Required work:
The records that follow should be retyped word for word.

Data shown:
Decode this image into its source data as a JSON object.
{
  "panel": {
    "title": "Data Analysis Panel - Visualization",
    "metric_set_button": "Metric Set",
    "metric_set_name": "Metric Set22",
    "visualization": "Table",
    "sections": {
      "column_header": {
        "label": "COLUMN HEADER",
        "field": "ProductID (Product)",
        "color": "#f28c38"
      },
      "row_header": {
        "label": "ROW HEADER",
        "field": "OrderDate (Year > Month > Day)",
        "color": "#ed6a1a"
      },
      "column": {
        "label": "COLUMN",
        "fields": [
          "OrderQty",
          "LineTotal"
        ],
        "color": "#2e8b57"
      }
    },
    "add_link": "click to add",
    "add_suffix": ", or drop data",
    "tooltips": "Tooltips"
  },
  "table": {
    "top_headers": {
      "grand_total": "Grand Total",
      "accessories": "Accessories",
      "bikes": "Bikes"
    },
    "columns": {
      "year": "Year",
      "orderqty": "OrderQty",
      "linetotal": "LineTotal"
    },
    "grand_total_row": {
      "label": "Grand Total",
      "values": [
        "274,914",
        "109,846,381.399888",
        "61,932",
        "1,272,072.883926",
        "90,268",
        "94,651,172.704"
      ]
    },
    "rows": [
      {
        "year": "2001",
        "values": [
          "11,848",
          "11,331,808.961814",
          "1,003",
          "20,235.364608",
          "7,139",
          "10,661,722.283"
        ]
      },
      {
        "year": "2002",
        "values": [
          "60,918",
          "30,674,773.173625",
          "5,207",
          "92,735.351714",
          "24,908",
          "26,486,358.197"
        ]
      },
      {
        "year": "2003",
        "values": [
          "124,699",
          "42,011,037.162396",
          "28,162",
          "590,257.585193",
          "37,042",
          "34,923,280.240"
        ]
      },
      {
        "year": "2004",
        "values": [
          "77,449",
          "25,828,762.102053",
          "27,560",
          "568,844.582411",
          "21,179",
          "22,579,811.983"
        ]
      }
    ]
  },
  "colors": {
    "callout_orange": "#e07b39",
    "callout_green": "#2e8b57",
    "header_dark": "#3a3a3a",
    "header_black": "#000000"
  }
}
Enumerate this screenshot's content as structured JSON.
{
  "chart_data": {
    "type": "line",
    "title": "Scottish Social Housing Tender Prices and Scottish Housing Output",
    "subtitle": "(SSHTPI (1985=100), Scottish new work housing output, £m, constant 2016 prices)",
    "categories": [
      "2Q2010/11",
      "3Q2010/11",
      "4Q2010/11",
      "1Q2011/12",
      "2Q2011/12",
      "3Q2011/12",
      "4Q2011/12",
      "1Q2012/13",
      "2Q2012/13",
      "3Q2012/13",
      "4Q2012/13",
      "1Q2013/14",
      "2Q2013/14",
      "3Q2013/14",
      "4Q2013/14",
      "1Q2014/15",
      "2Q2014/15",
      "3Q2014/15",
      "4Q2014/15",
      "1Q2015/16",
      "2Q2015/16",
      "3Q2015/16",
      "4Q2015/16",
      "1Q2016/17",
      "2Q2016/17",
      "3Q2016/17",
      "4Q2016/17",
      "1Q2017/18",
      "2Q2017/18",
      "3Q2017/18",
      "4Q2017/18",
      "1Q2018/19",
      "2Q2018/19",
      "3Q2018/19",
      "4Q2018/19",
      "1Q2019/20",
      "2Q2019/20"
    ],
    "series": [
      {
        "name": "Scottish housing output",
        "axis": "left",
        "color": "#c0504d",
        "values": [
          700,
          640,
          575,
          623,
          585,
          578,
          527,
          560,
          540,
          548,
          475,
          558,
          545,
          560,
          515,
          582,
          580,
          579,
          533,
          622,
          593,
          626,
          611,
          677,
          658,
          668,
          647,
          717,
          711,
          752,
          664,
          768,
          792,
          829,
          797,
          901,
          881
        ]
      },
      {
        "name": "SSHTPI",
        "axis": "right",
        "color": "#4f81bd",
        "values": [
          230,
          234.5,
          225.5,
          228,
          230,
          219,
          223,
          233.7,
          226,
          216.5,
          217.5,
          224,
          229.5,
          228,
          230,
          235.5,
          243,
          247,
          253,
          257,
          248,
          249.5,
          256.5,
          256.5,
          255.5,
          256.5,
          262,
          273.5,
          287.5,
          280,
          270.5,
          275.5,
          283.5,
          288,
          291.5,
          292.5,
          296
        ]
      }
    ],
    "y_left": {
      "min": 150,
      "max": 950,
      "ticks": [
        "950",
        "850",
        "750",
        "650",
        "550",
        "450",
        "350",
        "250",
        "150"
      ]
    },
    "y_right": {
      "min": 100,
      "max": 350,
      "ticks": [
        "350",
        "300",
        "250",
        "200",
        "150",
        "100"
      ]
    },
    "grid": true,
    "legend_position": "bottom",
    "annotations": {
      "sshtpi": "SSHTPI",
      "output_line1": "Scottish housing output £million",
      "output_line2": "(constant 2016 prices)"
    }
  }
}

Exercise response:
Decode this image into its source data as a JSON object.
{
  "panel": {
    "title": "Data Analysis Panel - Visualization",
    "metric_set_button": "Metric Set",
    "metric_set_name": "Metric Set22",
    "visualization": "Table",
    "sections": {
      "column_header": {
        "label": "COLUMN HEADER",
        "field": "ProductID (Product)",
        "color": "#f28c38"
      },
      "row_header": {
        "label": "ROW HEADER",
        "field": "OrderDate (Year > Month > Day)",
        "color": "#ed6a1a"
      },
      "column": {
        "label": "COLUMN",
        "fields": [
          "OrderQty",
          "LineTotal"
        ],
        "color": "#2e8b57"
      }
    },
    "add_link": "click to add",
    "add_suffix": ", or drop data",
    "tooltips": "Tooltips"
  },
  "table": {
    "top_headers": {
      "grand_total": "Grand Total",
      "accessories": "Accessories",
      "bikes": "Bikes"
    },
    "columns": {
      "year": "Year",
      "orderqty": "OrderQty",
      "linetotal": "LineTotal"
    },
    "grand_total_row": {
      "label": "Grand Total",
      "values": [
        "274,914",
        "109,846,381.399888",
        "61,932",
        "1,272,072.883926",
        "90,268",
        "94,651,172.704"
      ]
    },
    "rows": [
      {
        "year": "2001",
        "values": [
          "11,848",
          "11,331,808.961814",
          "1,003",
          "20,235.364608",
          "7,139",
          "10,661,722.283"
        ]
      },
      {
        "year": "2002",
        "values": [
          "60,918",
          "30,674,773.173625",
          "5,207",
          "92,735.351714",
          "24,908",
          "26,486,358.197"
        ]
      },
      {
        "year": "2003",
        "values": [
          "124,699",
          "42,011,037.162396",
          "28,162",
          "590,257.585193",
          "37,042",
          "34,923,280.240"
        ]
      },
      {
        "year": "2004",
        "values": [
          "77,449",
          "25,828,762.102053",
          "27,560",
          "568,844.582411",
          "21,179",
          "22,579,811.983"
        ]
      }
    ]
  },
  "colors": {
    "callout_orange": "#e07b39",
    "callout_green": "#2e8b57",
    "header_dark": "#3a3a3a",
    "header_black": "#000000"
  }
}
Enumerate this screenshot's content as structured JSON.
{
  "chart_data": {
    "type": "line",
    "title": "Scottish Social Housing Tender Prices and Scottish Housing Output",
    "subtitle": "(SSHTPI (1985=100), Scottish new work housing output, £m, constant 2016 prices)",
    "categories": [
      "2Q2010/11",
      "3Q2010/11",
      "4Q2010/11",
      "1Q2011/12",
      "2Q2011/12",
      "3Q2011/12",
      "4Q2011/12",
      "1Q2012/13",
      "2Q2012/13",
      "3Q2012/13",
      "4Q2012/13",
      "1Q2013/14",
      "2Q2013/14",
      "3Q2013/14",
      "4Q2013/14",
      "1Q2014/15",
      "2Q2014/15",
      "3Q2014/15",
      "4Q2014/15",
      "1Q2015/16",
      "2Q2015/16",
      "3Q2015/16",
      "4Q2015/16",
      "1Q2016/17",
      "2Q2016/17",
      "3Q2016/17",
      "4Q2016/17",
      "1Q2017/18",
      "2Q2017/18",
      "3Q2017/18",
      "4Q2017/18",
      "1Q2018/19",
      "2Q2018/19",
      "3Q2018/19",
      "4Q2018/19",
      "1Q2019/20",
      "2Q2019/20"
    ],
    "series": [
      {
        "name": "Scottish housing output",
        "axis": "left",
        "color": "#c0504d",
        "values": [
          700,
          640,
          575,
          623,
          585,
          578,
          527,
          560,
          540,
          548,
          475,
          558,
          545,
          560,
          515,
          582,
          580,
          579,
          533,
          622,
          593,
          626,
          611,
          677,
          658,
          668,
          647,
          717,
          711,
          752,
          664,
          768,
          792,
          829,
          797,
          901,
          881
        ]
      },
      {
        "name": "SSHTPI",
        "axis": "right",
        "color": "#4f81bd",
        "values": [
          230,
          234.5,
          225.5,
          228,
          230,
          219,
          223,
          233.7,
          226,
          216.5,
          217.5,
          224,
          229.5,
          228,
          230,
          235.5,
          243,
          247,
          253,
          257,
          248,
          249.5,
          256.5,
          256.5,
          255.5,
          256.5,
          262,
          273.5,
          287.5,
          280,
          270.5,
          275.5,
          283.5,
          288,
          291.5,
          292.5,
          296
        ]
      }
    ],
    "y_left": {
      "min": 150,
      "max": 950,
      "ticks": [
        "950",
        "850",
        "750",
        "650",
        "550",
        "450",
        "350",
        "250",
        "150"
      ]
    },
    "y_right": {
      "min": 100,
      "max": 350,
      "ticks": [
        "350",
        "300",
        "250",
        "200",
        "150",
        "100"
      ]
    },
    "grid": true,
    "legend_position": "bottom",
    "annotations": {
      "sshtpi": "SSHTPI",
      "output_line1": "Scottish housing output £million",
      "output_line2": "(constant 2016 prices)"
    }
  }
}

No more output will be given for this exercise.